What the task requires: The listing must be reproduced in full, exactly as it stands.

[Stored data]

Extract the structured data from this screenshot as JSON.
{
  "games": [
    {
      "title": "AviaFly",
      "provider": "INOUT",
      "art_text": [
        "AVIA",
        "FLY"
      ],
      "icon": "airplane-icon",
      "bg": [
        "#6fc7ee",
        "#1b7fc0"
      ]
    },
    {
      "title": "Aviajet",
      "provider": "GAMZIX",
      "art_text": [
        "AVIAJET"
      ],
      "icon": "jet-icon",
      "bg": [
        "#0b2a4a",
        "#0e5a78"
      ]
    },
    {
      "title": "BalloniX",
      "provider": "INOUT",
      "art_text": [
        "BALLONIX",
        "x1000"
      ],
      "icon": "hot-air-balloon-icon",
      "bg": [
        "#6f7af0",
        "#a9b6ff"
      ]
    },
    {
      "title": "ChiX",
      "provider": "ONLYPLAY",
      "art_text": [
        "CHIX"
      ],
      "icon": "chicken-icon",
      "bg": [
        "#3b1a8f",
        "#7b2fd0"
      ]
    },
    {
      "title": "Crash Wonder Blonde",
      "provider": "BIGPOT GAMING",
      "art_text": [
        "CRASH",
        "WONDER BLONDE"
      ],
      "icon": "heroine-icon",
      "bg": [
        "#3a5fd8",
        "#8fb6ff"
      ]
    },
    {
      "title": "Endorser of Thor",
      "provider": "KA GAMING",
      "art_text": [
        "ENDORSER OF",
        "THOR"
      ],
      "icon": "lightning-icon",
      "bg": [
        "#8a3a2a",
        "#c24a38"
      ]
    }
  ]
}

Solution to this exercise:
Extract the structured data from this screenshot as JSON.
{
  "games": [
    {
      "title": "AviaFly",
      "provider": "INOUT",
      "art_text": [
        "AVIA",
        "FLY"
      ],
      "icon": "airplane-icon",
      "bg": [
        "#6fc7ee",
        "#1b7fc0"
      ]
    },
    {
      "title": "Aviajet",
      "provider": "GAMZIX",
      "art_text": [
        "AVIAJET"
      ],
      "icon": "jet-icon",
      "bg": [
        "#0b2a4a",
        "#0e5a78"
      ]
    },
    {
      "title": "BalloniX",
      "provider": "INOUT",
      "art_text": [
        "BALLONIX",
        "x1000"
      ],
      "icon": "hot-air-balloon-icon",
      "bg": [
        "#6f7af0",
        "#a9b6ff"
      ]
    },
    {
      "title": "ChiX",
      "provider": "ONLYPLAY",
      "art_text": [
        "CHIX"
      ],
      "icon": "chicken-icon",
      "bg": [
        "#3b1a8f",
        "#7b2fd0"
      ]
    },
    {
      "title": "Crash Wonder Blonde",
      "provider": "BIGPOT GAMING",
      "art_text": [
        "CRASH",
        "WONDER BLONDE"
      ],
      "icon": "heroine-icon",
      "bg": [
        "#3a5fd8",
        "#8fb6ff"
      ]
    },
    {
      "title": "Endorser of Thor",
      "provider": "KA GAMING",
      "art_text": [
        "ENDORSER OF",
        "THOR"
      ],
      "icon": "lightning-icon",
      "bg": [
        "#8a3a2a",
        "#c24a38"
      ]
    }
  ]
}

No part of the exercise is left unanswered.